• Request:
Please write out everything from the line containing "- table2-icon[interactable]: [347, 60, 369, 82]" down to the line containing "- support1-icon[interactable]: [605, 60, 627, 82]", substituting "clickable" for every "interactable" and leaving all else untouched.

Region boundary data:
-----

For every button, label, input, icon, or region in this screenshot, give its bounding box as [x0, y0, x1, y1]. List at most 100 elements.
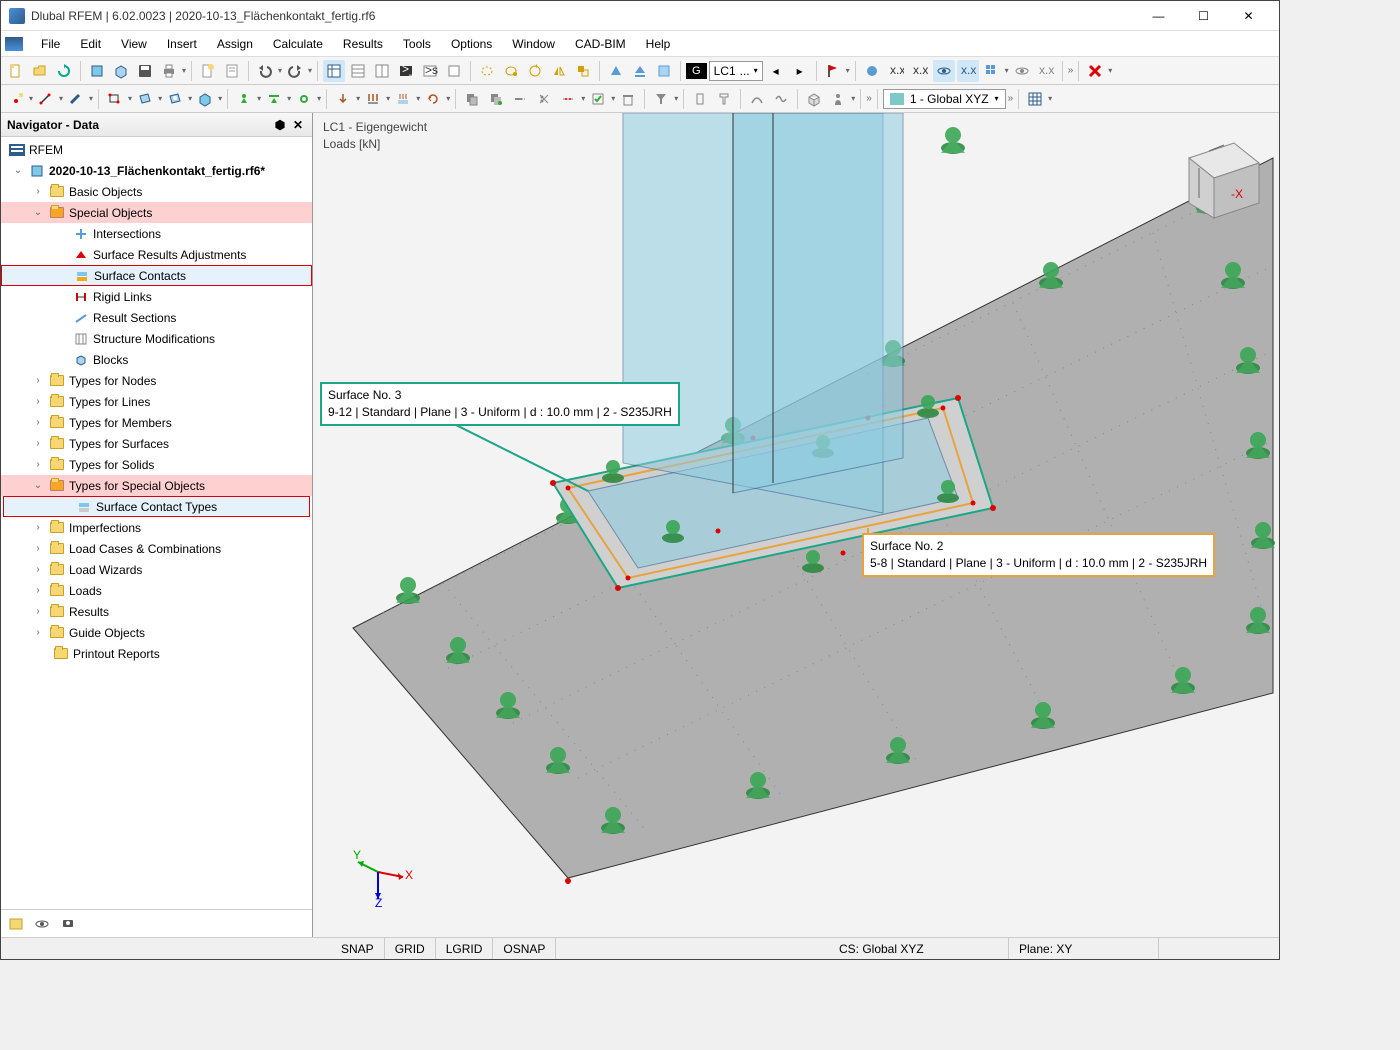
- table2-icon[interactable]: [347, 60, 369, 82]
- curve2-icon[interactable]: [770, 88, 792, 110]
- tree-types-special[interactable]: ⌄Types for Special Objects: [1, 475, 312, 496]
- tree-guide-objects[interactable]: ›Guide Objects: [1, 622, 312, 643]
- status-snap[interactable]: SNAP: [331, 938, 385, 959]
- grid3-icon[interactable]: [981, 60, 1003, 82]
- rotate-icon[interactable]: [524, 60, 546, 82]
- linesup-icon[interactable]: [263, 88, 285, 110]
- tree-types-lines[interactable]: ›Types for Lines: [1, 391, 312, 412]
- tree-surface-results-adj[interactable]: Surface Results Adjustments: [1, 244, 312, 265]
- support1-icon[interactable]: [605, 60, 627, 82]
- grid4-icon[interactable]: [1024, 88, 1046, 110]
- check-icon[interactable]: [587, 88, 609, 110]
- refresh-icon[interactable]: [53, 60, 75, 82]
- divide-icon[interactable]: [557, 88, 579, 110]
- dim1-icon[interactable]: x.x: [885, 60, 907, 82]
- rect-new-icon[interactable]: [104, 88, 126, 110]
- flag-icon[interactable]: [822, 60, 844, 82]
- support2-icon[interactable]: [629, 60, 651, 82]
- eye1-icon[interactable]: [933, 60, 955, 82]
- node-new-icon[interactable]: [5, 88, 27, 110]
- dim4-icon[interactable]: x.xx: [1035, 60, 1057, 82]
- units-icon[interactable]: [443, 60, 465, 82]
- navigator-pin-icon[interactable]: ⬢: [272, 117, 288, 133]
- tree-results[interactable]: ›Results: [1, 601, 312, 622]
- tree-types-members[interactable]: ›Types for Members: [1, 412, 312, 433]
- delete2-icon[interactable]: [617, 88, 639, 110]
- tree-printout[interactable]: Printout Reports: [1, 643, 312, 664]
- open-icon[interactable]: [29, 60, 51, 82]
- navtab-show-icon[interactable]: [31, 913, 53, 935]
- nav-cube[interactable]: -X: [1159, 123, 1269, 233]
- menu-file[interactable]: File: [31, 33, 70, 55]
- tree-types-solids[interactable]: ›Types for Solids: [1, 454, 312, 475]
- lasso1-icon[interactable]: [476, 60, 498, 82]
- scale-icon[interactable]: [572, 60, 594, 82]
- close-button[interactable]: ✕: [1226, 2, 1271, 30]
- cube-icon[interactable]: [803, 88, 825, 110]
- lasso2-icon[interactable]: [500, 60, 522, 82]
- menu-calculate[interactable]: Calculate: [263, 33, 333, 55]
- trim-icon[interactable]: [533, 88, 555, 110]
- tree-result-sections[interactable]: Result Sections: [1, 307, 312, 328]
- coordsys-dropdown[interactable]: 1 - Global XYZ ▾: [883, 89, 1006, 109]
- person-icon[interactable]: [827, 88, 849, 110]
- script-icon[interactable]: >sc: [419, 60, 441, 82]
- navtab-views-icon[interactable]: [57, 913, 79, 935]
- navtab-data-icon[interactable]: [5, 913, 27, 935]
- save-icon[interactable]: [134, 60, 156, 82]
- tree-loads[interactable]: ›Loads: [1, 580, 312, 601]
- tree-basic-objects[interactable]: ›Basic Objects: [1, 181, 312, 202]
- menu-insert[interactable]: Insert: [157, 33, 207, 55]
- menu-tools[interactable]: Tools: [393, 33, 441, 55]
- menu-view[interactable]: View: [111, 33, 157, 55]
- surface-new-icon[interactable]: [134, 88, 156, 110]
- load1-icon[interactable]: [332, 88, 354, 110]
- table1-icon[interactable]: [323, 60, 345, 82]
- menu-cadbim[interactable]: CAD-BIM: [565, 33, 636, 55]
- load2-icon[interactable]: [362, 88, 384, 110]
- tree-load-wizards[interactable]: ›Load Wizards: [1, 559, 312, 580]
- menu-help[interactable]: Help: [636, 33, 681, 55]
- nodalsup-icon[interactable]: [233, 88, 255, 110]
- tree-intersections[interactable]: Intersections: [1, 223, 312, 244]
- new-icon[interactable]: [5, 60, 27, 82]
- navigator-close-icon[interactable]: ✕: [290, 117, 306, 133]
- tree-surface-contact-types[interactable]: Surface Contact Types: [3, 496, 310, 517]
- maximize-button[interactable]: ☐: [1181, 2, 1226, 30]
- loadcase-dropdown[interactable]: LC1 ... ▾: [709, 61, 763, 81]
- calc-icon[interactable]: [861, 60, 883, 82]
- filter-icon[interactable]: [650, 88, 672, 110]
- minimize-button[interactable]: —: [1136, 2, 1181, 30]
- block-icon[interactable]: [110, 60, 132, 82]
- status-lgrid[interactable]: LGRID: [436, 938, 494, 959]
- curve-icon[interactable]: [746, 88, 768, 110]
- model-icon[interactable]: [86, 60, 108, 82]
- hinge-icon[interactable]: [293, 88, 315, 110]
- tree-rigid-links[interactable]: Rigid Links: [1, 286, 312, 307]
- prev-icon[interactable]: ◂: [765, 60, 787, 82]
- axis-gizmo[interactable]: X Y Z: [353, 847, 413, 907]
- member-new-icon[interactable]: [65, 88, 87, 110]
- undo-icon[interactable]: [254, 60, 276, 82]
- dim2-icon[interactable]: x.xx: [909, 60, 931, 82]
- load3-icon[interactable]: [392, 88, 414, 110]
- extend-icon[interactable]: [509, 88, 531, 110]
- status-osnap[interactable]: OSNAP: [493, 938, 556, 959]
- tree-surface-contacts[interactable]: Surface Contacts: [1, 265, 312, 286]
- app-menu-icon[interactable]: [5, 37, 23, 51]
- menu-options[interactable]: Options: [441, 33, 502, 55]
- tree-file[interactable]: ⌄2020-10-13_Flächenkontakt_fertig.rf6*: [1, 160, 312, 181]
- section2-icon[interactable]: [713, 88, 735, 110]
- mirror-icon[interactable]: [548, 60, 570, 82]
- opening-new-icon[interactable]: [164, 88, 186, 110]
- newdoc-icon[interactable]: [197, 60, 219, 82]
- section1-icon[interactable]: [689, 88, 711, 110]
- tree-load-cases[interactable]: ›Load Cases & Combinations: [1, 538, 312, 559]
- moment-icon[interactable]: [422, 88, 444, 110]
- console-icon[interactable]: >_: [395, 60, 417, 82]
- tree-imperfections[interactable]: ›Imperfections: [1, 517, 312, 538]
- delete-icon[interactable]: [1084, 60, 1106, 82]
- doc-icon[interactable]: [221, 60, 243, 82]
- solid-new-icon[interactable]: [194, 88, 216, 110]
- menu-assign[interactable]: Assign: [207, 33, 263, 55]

-----

• Response for this exercise:
- table2-icon[clickable]: [347, 60, 369, 82]
- curve2-icon[clickable]: [770, 88, 792, 110]
- tree-types-special[clickable]: ⌄Types for Special Objects: [1, 475, 312, 496]
- tree-guide-objects[clickable]: ›Guide Objects: [1, 622, 312, 643]
- status-snap[clickable]: SNAP: [331, 938, 385, 959]
- grid3-icon[clickable]: [981, 60, 1003, 82]
- rotate-icon[clickable]: [524, 60, 546, 82]
- linesup-icon[clickable]: [263, 88, 285, 110]
- tree-types-lines[clickable]: ›Types for Lines: [1, 391, 312, 412]
- tree-surface-results-adj[clickable]: Surface Results Adjustments: [1, 244, 312, 265]
- support1-icon[clickable]: [605, 60, 627, 82]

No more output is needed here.